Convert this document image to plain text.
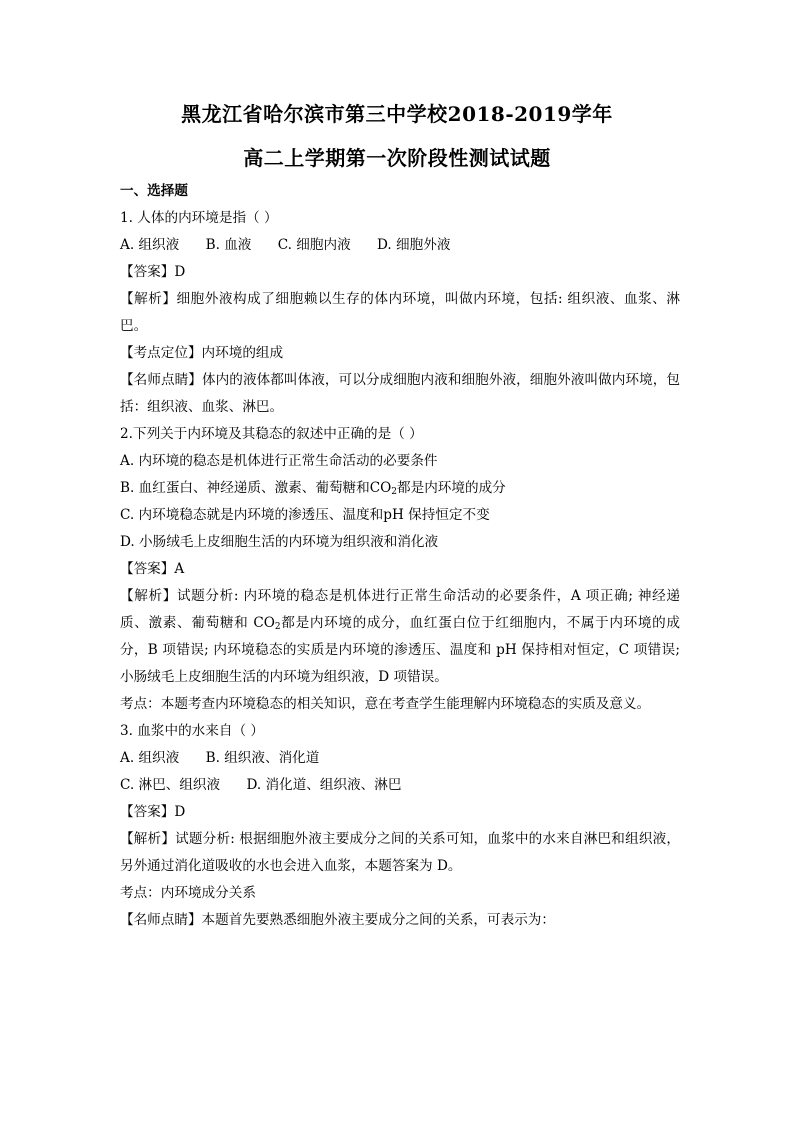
黑龙江省哈尔滨市第三中学校2018-2019学年
高二上学期第一次阶段性测试试题
一、选择题
1. 人体的内环境是指（ ）
A. 组织液 B. 血液 C. 细胞内液 D. 细胞外液
【答案】D
【解析】细胞外液构成了细胞赖以生存的体内环境，叫做内环境，包括: 组织液、血浆、淋巴。
【考点定位】内环境的组成
【名师点睛】体内的液体都叫体液，可以分成细胞内液和细胞外液，细胞外液叫做内环境，包括：组织液、血浆、淋巴。
2.下列关于内环境及其稳态的叙述中正确的是（ ）
A. 内环境的稳态是机体进行正常生命活动的必要条件
B. 血红蛋白、神经递质、激素、葡萄糖和$CO_2$都是内环境的成分
C. 内环境稳态就是内环境的渗透压、温度和pH 保持恒定不变
D. 小肠绒毛上皮细胞生活的内环境为组织液和消化液
【答案】A
【解析】试题分析: 内环境的稳态是机体进行正常生命活动的必要条件，A 项正确; 神经递质、激素、葡萄糖和 $CO_2$都是内环境的成分，血红蛋白位于红细胞内，不属于内环境的成分，B 项错误; 内环境稳态的实质是内环境的渗透压、温度和 pH 保持相对恒定，C 项错误; 小肠绒毛上皮细胞生活的内环境为组织液，D 项错误。
考点：本题考查内环境稳态的相关知识，意在考查学生能理解内环境稳态的实质及意义。
3. 血浆中的水来自（ ）
A. 组织液 B. 组织液、消化道
C. 淋巴、组织液 D. 消化道、组织液、淋巴
【答案】D
【解析】试题分析: 根据细胞外液主要成分之间的关系可知，血浆中的水来自淋巴和组织液，另外通过消化道吸收的水也会进入血浆，本题答案为 D。
考点：内环境成分关系
【名师点睛】本题首先要熟悉细胞外液主要成分之间的关系，可表示为：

--- Problem to solve ---
Retype all the records shown above, character for character. Omit every picture.

--- Written solution ---
Convert this document image to plain text.
黑龙江省哈尔滨市第三中学校2018-2019学年
高二上学期第一次阶段性测试试题
一、选择题
1. 人体的内环境是指（ ）
A. 组织液 B. 血液 C. 细胞内液 D. 细胞外液
【答案】D
【解析】细胞外液构成了细胞赖以生存的体内环境，叫做内环境，包括: 组织液、血浆、淋巴。
【考点定位】内环境的组成
【名师点睛】体内的液体都叫体液，可以分成细胞内液和细胞外液，细胞外液叫做内环境，包括：组织液、血浆、淋巴。
2.下列关于内环境及其稳态的叙述中正确的是（ ）
A. 内环境的稳态是机体进行正常生命活动的必要条件
B. 血红蛋白、神经递质、激素、葡萄糖和$CO_2$都是内环境的成分
C. 内环境稳态就是内环境的渗透压、温度和pH 保持恒定不变
D. 小肠绒毛上皮细胞生活的内环境为组织液和消化液
【答案】A
【解析】试题分析: 内环境的稳态是机体进行正常生命活动的必要条件，A 项正确; 神经递质、激素、葡萄糖和 $CO_2$都是内环境的成分，血红蛋白位于红细胞内，不属于内环境的成分，B 项错误; 内环境稳态的实质是内环境的渗透压、温度和 pH 保持相对恒定，C 项错误; 小肠绒毛上皮细胞生活的内环境为组织液，D 项错误。
考点：本题考查内环境稳态的相关知识，意在考查学生能理解内环境稳态的实质及意义。
3. 血浆中的水来自（ ）
A. 组织液 B. 组织液、消化道
C. 淋巴、组织液 D. 消化道、组织液、淋巴
【答案】D
【解析】试题分析: 根据细胞外液主要成分之间的关系可知，血浆中的水来自淋巴和组织液，另外通过消化道吸收的水也会进入血浆，本题答案为 D。
考点：内环境成分关系
【名师点睛】本题首先要熟悉细胞外液主要成分之间的关系，可表示为：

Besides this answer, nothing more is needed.